§ **Objective**:
Work through the data line by line, gathering every line that has the word "screenshot".

§ **Extracted records**:
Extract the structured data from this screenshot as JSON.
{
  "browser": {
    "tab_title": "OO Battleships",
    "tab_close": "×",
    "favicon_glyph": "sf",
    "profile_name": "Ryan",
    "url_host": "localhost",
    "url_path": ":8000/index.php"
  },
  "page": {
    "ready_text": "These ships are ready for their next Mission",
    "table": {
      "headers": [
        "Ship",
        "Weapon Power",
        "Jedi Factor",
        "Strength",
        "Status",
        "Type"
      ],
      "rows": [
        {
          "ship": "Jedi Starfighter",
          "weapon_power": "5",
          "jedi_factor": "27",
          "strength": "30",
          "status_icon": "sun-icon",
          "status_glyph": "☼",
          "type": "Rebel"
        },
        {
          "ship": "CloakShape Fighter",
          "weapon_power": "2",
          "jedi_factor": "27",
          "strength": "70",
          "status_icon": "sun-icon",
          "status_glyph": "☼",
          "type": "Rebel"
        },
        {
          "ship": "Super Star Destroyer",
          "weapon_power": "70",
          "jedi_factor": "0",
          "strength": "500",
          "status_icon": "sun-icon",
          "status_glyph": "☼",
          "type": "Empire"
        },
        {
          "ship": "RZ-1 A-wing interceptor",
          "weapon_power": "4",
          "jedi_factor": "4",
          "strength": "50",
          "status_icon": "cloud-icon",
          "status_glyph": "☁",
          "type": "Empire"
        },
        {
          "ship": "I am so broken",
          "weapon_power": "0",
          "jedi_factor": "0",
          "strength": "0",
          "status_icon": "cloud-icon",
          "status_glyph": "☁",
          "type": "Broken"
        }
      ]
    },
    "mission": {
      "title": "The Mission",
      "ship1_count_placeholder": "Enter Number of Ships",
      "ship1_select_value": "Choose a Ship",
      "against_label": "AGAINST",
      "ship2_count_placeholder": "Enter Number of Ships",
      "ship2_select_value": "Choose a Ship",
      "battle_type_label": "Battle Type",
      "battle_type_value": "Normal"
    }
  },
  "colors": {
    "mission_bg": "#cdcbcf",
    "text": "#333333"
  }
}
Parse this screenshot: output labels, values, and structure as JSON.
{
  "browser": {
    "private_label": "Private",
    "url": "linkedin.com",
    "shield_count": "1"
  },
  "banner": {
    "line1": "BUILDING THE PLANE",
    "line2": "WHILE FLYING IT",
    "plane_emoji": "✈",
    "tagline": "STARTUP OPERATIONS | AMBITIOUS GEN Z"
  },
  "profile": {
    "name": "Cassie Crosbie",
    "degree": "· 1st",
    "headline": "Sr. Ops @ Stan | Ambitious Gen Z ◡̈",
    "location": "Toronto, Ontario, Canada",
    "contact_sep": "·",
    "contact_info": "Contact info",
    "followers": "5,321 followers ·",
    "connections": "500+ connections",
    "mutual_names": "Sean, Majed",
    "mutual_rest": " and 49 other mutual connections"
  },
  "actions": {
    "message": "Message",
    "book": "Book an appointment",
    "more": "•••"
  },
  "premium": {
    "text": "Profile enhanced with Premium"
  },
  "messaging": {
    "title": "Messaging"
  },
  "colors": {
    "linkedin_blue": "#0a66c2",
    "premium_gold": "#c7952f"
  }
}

§ **Answer to this problem**:
Extract the structured data from this screenshot as JSON.
Parse this screenshot: output labels, values, and structure as JSON.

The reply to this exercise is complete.